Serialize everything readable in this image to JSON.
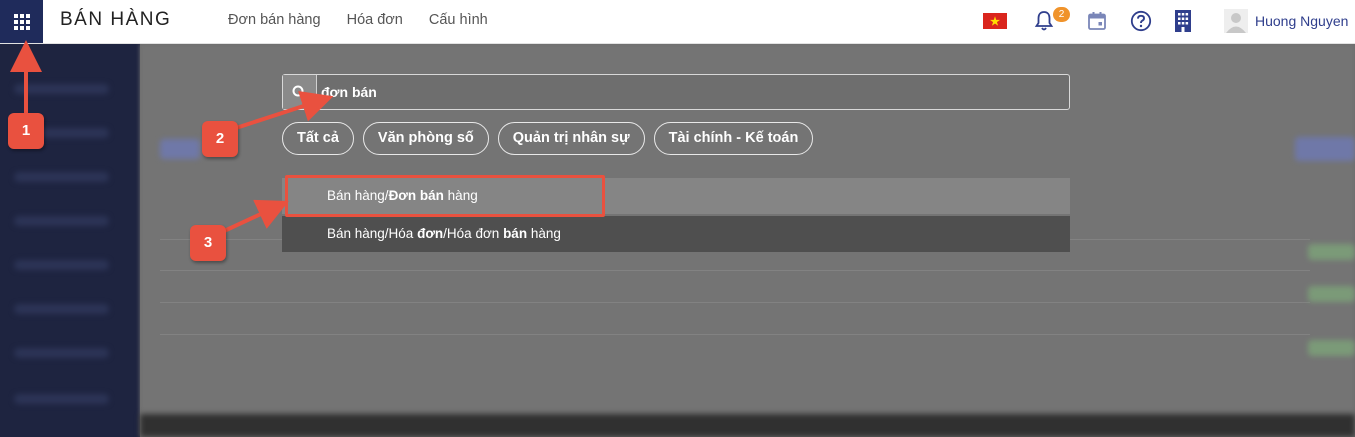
{
  "topbar": {
    "app_title": "BÁN HÀNG",
    "nav": [
      "Đơn bán hàng",
      "Hóa đơn",
      "Cấu hình"
    ],
    "notification_count": "2",
    "user_name": "Huong Nguyen"
  },
  "search": {
    "value": "đơn bán",
    "placeholder": ""
  },
  "filters": [
    "Tất cả",
    "Văn phòng số",
    "Quản trị nhân sự",
    "Tài chính - Kế toán"
  ],
  "results": [
    {
      "prefix": "Bán hàng/",
      "bold1": "Đơn bán",
      "mid": " hàng",
      "bold2": "",
      "suffix": ""
    },
    {
      "prefix": "Bán hàng/Hóa ",
      "bold1": "đơn",
      "mid": "/Hóa đơn ",
      "bold2": "bán",
      "suffix": " hàng"
    }
  ],
  "annotations": [
    "1",
    "2",
    "3"
  ],
  "colors": {
    "apps_button": "#1f2b5b",
    "annotation": "#e9513f",
    "badge": "#f0932b",
    "user_name": "#2f3e8c"
  }
}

What is asked:
What you return should match the records above word for word, minus the pictures.

The result:
Serialize everything readable in this image to JSON.
{
  "topbar": {
    "app_title": "BÁN HÀNG",
    "nav": [
      "Đơn bán hàng",
      "Hóa đơn",
      "Cấu hình"
    ],
    "notification_count": "2",
    "user_name": "Huong Nguyen"
  },
  "search": {
    "value": "đơn bán",
    "placeholder": ""
  },
  "filters": [
    "Tất cả",
    "Văn phòng số",
    "Quản trị nhân sự",
    "Tài chính - Kế toán"
  ],
  "results": [
    {
      "prefix": "Bán hàng/",
      "bold1": "Đơn bán",
      "mid": " hàng",
      "bold2": "",
      "suffix": ""
    },
    {
      "prefix": "Bán hàng/Hóa ",
      "bold1": "đơn",
      "mid": "/Hóa đơn ",
      "bold2": "bán",
      "suffix": " hàng"
    }
  ],
  "annotations": [
    "1",
    "2",
    "3"
  ],
  "colors": {
    "apps_button": "#1f2b5b",
    "annotation": "#e9513f",
    "badge": "#f0932b",
    "user_name": "#2f3e8c"
  }
}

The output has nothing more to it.